### [Aim of the task]
Gather the lines that hold the string "color".

━━━━━━━━━━━━━━━━━━━━━━━━━━━━━━

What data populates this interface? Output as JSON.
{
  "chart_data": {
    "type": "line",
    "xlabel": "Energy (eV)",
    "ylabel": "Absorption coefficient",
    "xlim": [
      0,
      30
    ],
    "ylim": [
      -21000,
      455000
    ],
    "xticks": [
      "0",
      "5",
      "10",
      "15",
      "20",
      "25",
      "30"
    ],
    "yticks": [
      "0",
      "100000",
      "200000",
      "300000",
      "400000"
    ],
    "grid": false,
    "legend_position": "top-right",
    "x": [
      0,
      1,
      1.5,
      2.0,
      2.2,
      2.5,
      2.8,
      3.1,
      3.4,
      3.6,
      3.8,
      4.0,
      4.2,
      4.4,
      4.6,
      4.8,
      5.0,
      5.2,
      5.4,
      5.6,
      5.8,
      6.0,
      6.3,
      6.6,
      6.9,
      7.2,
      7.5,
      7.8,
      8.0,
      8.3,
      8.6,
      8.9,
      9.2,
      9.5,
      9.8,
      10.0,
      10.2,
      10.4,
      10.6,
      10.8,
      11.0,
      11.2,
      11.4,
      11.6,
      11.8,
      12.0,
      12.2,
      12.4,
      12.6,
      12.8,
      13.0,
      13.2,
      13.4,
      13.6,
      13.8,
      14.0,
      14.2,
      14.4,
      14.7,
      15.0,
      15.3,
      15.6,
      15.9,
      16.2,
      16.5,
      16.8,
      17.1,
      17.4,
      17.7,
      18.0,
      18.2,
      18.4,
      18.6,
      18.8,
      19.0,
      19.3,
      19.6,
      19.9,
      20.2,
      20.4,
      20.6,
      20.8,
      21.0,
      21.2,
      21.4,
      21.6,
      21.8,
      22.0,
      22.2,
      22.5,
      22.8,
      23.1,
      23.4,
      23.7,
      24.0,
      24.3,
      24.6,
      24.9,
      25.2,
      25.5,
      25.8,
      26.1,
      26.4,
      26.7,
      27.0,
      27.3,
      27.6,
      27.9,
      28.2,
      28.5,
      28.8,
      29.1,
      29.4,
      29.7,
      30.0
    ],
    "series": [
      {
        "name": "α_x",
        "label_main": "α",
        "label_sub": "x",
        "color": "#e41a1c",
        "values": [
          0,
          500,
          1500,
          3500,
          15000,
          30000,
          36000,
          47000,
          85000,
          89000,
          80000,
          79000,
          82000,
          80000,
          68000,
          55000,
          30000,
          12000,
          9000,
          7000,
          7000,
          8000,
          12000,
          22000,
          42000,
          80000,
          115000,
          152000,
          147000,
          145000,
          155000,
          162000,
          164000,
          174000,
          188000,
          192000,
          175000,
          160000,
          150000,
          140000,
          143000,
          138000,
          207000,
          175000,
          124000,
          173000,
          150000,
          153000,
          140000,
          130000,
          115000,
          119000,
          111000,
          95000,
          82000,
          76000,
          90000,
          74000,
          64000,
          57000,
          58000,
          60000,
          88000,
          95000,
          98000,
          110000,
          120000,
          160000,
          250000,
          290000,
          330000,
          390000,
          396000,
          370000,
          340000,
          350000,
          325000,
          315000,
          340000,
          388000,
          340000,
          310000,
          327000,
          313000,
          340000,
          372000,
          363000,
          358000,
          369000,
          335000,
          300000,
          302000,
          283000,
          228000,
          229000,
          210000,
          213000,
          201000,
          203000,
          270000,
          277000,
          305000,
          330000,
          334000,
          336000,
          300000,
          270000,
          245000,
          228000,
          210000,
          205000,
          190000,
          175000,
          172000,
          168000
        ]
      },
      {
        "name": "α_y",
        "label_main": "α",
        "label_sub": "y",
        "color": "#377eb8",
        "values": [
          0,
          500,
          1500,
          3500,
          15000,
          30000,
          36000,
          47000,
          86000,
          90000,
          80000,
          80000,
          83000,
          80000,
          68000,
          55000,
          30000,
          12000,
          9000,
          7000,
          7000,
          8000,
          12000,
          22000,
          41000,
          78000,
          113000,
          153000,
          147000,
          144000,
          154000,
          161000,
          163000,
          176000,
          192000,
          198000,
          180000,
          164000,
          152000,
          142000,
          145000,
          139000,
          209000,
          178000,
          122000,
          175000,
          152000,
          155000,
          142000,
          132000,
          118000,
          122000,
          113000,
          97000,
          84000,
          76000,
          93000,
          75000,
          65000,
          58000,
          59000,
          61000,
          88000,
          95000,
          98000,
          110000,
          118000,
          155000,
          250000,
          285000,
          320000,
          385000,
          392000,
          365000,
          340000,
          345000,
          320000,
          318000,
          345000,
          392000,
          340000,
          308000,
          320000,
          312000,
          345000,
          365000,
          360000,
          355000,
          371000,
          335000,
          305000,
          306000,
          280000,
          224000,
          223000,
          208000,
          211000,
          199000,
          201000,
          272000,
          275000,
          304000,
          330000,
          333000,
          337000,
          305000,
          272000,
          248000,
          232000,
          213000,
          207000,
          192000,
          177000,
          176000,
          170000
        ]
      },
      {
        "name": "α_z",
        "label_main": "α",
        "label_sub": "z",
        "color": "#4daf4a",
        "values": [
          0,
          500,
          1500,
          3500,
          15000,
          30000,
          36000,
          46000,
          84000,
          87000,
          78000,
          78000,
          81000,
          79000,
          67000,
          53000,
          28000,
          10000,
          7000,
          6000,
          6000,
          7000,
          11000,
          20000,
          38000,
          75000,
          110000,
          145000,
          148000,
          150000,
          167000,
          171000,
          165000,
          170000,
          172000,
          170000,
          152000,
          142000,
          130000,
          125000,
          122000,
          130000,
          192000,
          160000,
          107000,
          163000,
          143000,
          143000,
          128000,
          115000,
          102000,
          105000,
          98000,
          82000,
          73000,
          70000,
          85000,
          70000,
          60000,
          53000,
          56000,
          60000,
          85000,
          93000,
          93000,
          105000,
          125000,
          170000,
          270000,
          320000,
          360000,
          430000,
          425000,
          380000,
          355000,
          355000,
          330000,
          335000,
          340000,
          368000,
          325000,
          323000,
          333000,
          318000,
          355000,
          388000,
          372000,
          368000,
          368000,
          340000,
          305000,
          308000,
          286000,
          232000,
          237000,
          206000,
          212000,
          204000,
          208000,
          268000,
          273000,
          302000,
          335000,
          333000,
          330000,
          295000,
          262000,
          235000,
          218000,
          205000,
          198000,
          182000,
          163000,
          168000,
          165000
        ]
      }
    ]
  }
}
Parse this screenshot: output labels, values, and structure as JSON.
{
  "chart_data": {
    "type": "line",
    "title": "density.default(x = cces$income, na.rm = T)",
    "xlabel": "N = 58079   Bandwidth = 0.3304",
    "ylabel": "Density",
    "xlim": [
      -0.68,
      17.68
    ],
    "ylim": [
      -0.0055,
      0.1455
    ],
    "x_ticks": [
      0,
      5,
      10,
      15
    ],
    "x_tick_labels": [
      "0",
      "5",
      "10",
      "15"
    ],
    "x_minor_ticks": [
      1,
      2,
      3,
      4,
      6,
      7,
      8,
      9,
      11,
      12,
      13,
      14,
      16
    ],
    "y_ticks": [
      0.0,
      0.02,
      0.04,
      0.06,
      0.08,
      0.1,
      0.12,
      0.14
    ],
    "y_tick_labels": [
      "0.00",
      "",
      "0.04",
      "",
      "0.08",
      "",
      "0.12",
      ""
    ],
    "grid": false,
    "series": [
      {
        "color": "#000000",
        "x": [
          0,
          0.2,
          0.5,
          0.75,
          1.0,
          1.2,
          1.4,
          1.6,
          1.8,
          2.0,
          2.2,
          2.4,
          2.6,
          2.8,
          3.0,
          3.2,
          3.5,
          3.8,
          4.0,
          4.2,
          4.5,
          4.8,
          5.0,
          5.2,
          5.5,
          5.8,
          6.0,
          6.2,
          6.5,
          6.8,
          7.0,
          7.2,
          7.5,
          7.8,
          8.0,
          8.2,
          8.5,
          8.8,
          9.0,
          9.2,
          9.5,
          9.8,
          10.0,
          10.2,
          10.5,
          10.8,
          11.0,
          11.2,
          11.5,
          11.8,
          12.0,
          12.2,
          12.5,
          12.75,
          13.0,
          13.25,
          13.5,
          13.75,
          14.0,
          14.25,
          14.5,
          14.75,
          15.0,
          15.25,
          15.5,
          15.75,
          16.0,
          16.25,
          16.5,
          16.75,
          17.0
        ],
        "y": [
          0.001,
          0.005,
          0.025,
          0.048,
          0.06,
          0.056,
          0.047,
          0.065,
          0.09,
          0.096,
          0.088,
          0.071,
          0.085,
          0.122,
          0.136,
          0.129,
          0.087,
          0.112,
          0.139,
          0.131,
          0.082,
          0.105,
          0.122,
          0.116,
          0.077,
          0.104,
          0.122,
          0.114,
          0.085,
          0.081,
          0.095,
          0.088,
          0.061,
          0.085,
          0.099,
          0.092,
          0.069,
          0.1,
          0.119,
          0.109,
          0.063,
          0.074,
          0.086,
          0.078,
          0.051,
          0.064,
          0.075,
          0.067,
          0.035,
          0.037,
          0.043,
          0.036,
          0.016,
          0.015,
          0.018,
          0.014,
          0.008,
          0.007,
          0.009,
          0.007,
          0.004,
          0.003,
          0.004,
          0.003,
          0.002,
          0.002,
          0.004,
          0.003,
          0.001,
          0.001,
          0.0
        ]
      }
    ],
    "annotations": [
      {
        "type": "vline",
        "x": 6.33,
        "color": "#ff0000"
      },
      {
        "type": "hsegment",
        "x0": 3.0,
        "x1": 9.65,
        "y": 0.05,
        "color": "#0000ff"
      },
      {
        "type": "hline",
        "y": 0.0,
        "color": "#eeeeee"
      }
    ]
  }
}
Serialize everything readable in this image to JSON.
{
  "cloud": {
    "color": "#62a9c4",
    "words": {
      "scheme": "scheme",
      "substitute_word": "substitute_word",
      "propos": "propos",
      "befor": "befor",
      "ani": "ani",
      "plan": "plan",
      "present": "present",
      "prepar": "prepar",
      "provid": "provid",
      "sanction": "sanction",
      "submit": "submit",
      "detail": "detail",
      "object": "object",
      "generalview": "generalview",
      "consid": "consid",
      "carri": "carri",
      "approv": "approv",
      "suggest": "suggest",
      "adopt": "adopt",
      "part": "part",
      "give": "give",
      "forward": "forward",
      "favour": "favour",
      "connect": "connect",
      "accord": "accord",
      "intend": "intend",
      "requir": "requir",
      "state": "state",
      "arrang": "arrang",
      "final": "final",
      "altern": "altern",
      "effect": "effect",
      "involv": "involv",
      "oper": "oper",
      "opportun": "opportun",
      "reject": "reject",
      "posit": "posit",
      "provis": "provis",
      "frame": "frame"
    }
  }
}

━━━━━━━━━━━━━━━━━━━━━━━━━━━━━━

### [Full answer]
        "color": "#e41a1c",
        "color": "#377eb8",
        "color": "#4daf4a",
        "color": "#000000",
        "color": "#ff0000"
        "color": "#0000ff"
        "color": "#eeeeee"
    "color": "#62a9c4",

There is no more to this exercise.